►

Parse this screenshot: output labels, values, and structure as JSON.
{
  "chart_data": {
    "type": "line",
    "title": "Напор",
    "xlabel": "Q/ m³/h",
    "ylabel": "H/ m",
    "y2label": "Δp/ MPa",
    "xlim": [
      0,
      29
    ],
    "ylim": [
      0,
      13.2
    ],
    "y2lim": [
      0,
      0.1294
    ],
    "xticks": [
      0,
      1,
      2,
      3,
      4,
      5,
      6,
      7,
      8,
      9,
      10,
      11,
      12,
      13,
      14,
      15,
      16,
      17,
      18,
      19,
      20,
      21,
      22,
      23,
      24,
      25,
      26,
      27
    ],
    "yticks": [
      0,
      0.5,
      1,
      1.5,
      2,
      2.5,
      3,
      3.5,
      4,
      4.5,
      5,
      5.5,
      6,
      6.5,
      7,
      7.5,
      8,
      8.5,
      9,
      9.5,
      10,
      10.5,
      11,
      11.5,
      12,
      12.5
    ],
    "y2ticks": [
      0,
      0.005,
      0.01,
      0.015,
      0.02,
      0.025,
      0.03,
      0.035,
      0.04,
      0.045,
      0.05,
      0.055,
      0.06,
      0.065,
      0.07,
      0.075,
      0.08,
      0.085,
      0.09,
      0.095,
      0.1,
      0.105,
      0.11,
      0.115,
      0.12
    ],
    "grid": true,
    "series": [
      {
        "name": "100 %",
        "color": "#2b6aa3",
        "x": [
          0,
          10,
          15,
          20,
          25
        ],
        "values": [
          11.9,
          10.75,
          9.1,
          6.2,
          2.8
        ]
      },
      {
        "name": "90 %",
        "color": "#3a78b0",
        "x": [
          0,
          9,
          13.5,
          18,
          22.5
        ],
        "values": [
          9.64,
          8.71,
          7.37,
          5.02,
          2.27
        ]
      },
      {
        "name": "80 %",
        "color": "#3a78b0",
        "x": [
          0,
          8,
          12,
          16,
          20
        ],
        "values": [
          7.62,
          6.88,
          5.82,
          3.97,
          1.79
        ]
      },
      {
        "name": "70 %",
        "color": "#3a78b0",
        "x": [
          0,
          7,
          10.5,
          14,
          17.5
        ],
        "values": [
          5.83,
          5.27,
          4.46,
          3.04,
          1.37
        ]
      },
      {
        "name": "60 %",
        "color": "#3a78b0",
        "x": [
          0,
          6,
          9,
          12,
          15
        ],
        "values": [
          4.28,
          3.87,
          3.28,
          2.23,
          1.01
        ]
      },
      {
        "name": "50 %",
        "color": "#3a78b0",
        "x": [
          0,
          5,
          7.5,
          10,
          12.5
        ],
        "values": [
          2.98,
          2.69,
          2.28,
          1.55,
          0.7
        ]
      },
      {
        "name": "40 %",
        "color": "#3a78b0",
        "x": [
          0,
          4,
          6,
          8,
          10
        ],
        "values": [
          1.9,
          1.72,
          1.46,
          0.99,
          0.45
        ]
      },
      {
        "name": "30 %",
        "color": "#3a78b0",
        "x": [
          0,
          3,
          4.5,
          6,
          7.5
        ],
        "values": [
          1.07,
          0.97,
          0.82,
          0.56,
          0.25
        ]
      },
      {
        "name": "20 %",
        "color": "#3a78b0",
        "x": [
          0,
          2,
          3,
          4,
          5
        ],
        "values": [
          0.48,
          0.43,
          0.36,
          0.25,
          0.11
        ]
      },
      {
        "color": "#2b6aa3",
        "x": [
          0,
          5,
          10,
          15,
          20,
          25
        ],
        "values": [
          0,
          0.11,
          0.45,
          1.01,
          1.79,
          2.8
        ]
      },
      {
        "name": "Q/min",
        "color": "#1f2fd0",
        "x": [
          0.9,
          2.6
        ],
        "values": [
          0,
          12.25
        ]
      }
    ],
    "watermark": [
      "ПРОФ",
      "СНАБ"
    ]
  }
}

◄

**WHAT TO DO**
Search the records above for "name". Copy each line where it is found.

**ANSWER**
        "name": "100 %",
        "name": "90 %",
        "name": "80 %",
        "name": "70 %",
        "name": "60 %",
        "name": "50 %",
        "name": "40 %",
        "name": "30 %",
        "name": "20 %",
        "name": "Q/min",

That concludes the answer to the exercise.